··· Information given
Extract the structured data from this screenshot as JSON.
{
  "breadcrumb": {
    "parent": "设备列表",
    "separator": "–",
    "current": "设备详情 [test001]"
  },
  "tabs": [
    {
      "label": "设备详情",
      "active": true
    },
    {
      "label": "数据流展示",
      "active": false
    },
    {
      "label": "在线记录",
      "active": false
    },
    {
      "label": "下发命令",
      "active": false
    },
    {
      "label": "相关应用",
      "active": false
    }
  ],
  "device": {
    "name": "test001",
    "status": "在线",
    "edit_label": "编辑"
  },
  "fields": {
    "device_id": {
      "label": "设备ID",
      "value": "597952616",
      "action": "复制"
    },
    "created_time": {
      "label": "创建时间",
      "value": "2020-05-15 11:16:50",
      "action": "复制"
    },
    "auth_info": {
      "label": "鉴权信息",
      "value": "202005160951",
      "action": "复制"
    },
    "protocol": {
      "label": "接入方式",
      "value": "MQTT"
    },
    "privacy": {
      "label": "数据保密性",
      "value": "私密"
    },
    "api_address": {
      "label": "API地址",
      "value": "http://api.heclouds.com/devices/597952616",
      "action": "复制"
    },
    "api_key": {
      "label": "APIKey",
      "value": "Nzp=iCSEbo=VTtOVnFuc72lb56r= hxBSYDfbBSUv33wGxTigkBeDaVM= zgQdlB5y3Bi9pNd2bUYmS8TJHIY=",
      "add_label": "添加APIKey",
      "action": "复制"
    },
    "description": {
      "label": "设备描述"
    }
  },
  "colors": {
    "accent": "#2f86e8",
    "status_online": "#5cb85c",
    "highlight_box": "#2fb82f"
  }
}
······
Exercise task
Please output every record, keeping each line exact.

Full solution
Extract the structured data from this screenshot as JSON.
{
  "breadcrumb": {
    "parent": "设备列表",
    "separator": "–",
    "current": "设备详情 [test001]"
  },
  "tabs": [
    {
      "label": "设备详情",
      "active": true
    },
    {
      "label": "数据流展示",
      "active": false
    },
    {
      "label": "在线记录",
      "active": false
    },
    {
      "label": "下发命令",
      "active": false
    },
    {
      "label": "相关应用",
      "active": false
    }
  ],
  "device": {
    "name": "test001",
    "status": "在线",
    "edit_label": "编辑"
  },
  "fields": {
    "device_id": {
      "label": "设备ID",
      "value": "597952616",
      "action": "复制"
    },
    "created_time": {
      "label": "创建时间",
      "value": "2020-05-15 11:16:50",
      "action": "复制"
    },
    "auth_info": {
      "label": "鉴权信息",
      "value": "202005160951",
      "action": "复制"
    },
    "protocol": {
      "label": "接入方式",
      "value": "MQTT"
    },
    "privacy": {
      "label": "数据保密性",
      "value": "私密"
    },
    "api_address": {
      "label": "API地址",
      "value": "http://api.heclouds.com/devices/597952616",
      "action": "复制"
    },
    "api_key": {
      "label": "APIKey",
      "value": "Nzp=iCSEbo=VTtOVnFuc72lb56r= hxBSYDfbBSUv33wGxTigkBeDaVM= zgQdlB5y3Bi9pNd2bUYmS8TJHIY=",
      "add_label": "添加APIKey",
      "action": "复制"
    },
    "description": {
      "label": "设备描述"
    }
  },
  "colors": {
    "accent": "#2f86e8",
    "status_online": "#5cb85c",
    "highlight_box": "#2fb82f"
  }
}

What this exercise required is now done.